=== Exercise description ===
Your copy of the material below should match it exactly, except that it holds no pictures.

** Start Source material **

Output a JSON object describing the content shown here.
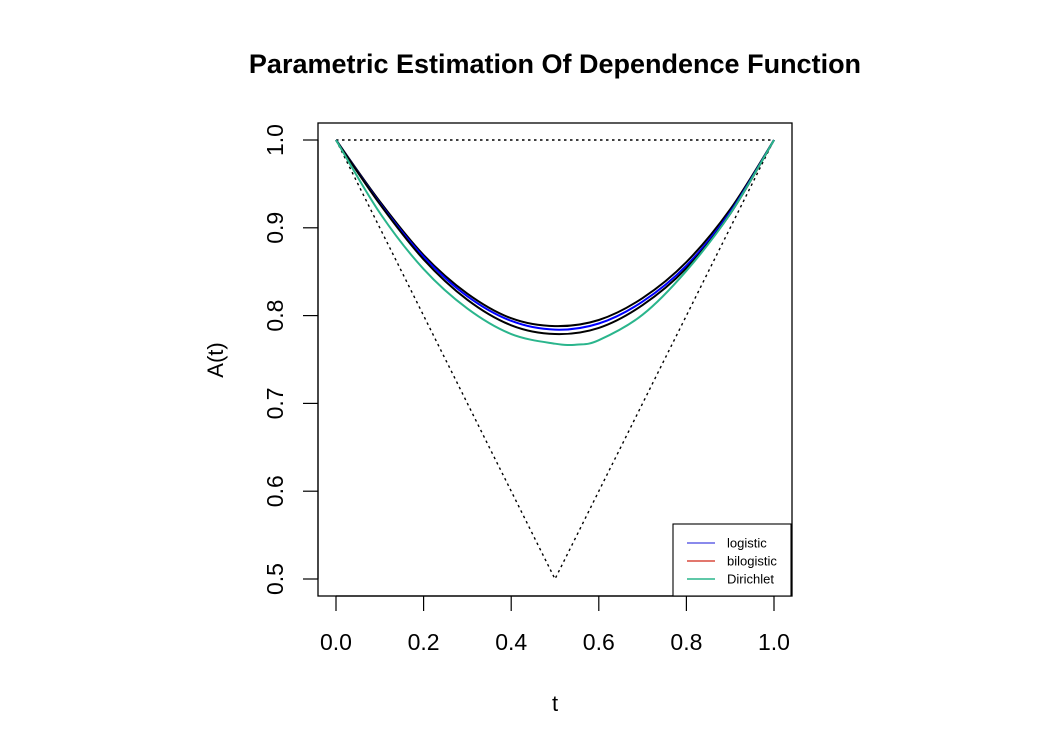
{
  "chart_data": {
    "type": "line",
    "title": "Parametric Estimation Of Dependence Function",
    "xlabel": "t",
    "ylabel": "A(t)",
    "xlim": [
      0.0,
      1.0
    ],
    "ylim": [
      0.5,
      1.0
    ],
    "x_ticks": [
      "0.0",
      "0.2",
      "0.4",
      "0.6",
      "0.8",
      "1.0"
    ],
    "y_ticks": [
      "0.5",
      "0.6",
      "0.7",
      "0.8",
      "0.9",
      "1.0"
    ],
    "grid": false,
    "legend_position": "bottom-right",
    "reference_lines": [
      {
        "style": "dotted",
        "color": "#000000",
        "x": [
          0.0,
          1.0
        ],
        "y": [
          1.0,
          1.0
        ]
      },
      {
        "style": "dotted",
        "color": "#000000",
        "x": [
          0.0,
          0.5,
          1.0
        ],
        "y": [
          1.0,
          0.5,
          1.0
        ]
      }
    ],
    "series": [
      {
        "name": "logistic",
        "color": "#0000ff",
        "legend_color": "#6464e6",
        "x": [
          0.0,
          0.1,
          0.2,
          0.3,
          0.4,
          0.5,
          0.6,
          0.7,
          0.8,
          0.9,
          1.0
        ],
        "y": [
          1.0,
          0.928,
          0.867,
          0.822,
          0.794,
          0.784,
          0.791,
          0.816,
          0.857,
          0.918,
          1.0
        ]
      },
      {
        "name": "bilogistic",
        "color": "#000000",
        "legend_color": "#d94a3d",
        "x": [
          0.0,
          0.1,
          0.2,
          0.3,
          0.4,
          0.5,
          0.6,
          0.7,
          0.8,
          0.9,
          1.0
        ],
        "y": [
          1.0,
          0.927,
          0.864,
          0.818,
          0.789,
          0.779,
          0.786,
          0.812,
          0.854,
          0.916,
          1.0
        ]
      },
      {
        "name": "Dirichlet",
        "color": "#2ab58c",
        "legend_color": "#2ab58c",
        "x": [
          0.0,
          0.1,
          0.2,
          0.3,
          0.4,
          0.5,
          0.55,
          0.6,
          0.7,
          0.8,
          0.9,
          1.0
        ],
        "y": [
          1.0,
          0.917,
          0.853,
          0.808,
          0.779,
          0.768,
          0.767,
          0.772,
          0.801,
          0.851,
          0.916,
          1.0
        ]
      }
    ],
    "extra_lines": [
      {
        "color": "#000000",
        "x": [
          0.0,
          0.1,
          0.2,
          0.3,
          0.4,
          0.5,
          0.6,
          0.7,
          0.8,
          0.9,
          1.0
        ],
        "y": [
          1.0,
          0.93,
          0.869,
          0.825,
          0.797,
          0.788,
          0.795,
          0.82,
          0.861,
          0.921,
          1.0
        ]
      }
    ]
  }
}
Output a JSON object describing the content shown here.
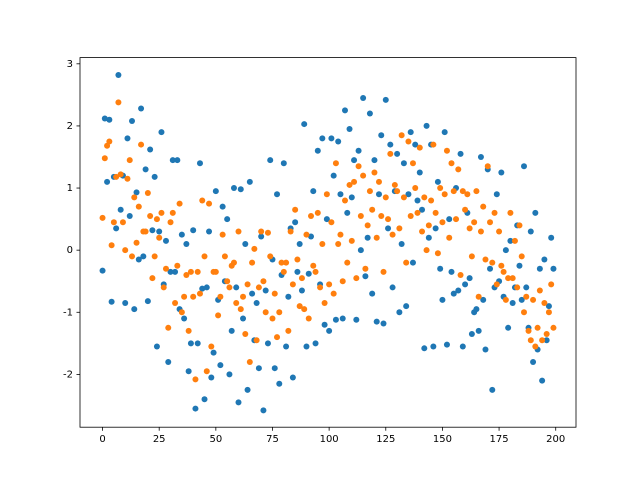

** End Source material **

=== Answer to this exercise ===
Output a JSON object describing the content shown here.
{
  "chart_data": {
    "type": "line",
    "title": "Parametric Estimation Of Dependence Function",
    "xlabel": "t",
    "ylabel": "A(t)",
    "xlim": [
      0.0,
      1.0
    ],
    "ylim": [
      0.5,
      1.0
    ],
    "x_ticks": [
      "0.0",
      "0.2",
      "0.4",
      "0.6",
      "0.8",
      "1.0"
    ],
    "y_ticks": [
      "0.5",
      "0.6",
      "0.7",
      "0.8",
      "0.9",
      "1.0"
    ],
    "grid": false,
    "legend_position": "bottom-right",
    "reference_lines": [
      {
        "style": "dotted",
        "color": "#000000",
        "x": [
          0.0,
          1.0
        ],
        "y": [
          1.0,
          1.0
        ]
      },
      {
        "style": "dotted",
        "color": "#000000",
        "x": [
          0.0,
          0.5,
          1.0
        ],
        "y": [
          1.0,
          0.5,
          1.0
        ]
      }
    ],
    "series": [
      {
        "name": "logistic",
        "color": "#0000ff",
        "legend_color": "#6464e6",
        "x": [
          0.0,
          0.1,
          0.2,
          0.3,
          0.4,
          0.5,
          0.6,
          0.7,
          0.8,
          0.9,
          1.0
        ],
        "y": [
          1.0,
          0.928,
          0.867,
          0.822,
          0.794,
          0.784,
          0.791,
          0.816,
          0.857,
          0.918,
          1.0
        ]
      },
      {
        "name": "bilogistic",
        "color": "#000000",
        "legend_color": "#d94a3d",
        "x": [
          0.0,
          0.1,
          0.2,
          0.3,
          0.4,
          0.5,
          0.6,
          0.7,
          0.8,
          0.9,
          1.0
        ],
        "y": [
          1.0,
          0.927,
          0.864,
          0.818,
          0.789,
          0.779,
          0.786,
          0.812,
          0.854,
          0.916,
          1.0
        ]
      },
      {
        "name": "Dirichlet",
        "color": "#2ab58c",
        "legend_color": "#2ab58c",
        "x": [
          0.0,
          0.1,
          0.2,
          0.3,
          0.4,
          0.5,
          0.55,
          0.6,
          0.7,
          0.8,
          0.9,
          1.0
        ],
        "y": [
          1.0,
          0.917,
          0.853,
          0.808,
          0.779,
          0.768,
          0.767,
          0.772,
          0.801,
          0.851,
          0.916,
          1.0
        ]
      }
    ],
    "extra_lines": [
      {
        "color": "#000000",
        "x": [
          0.0,
          0.1,
          0.2,
          0.3,
          0.4,
          0.5,
          0.6,
          0.7,
          0.8,
          0.9,
          1.0
        ],
        "y": [
          1.0,
          0.93,
          0.869,
          0.825,
          0.797,
          0.788,
          0.795,
          0.82,
          0.861,
          0.921,
          1.0
        ]
      }
    ]
  }
}
Output a JSON object describing the content shown here.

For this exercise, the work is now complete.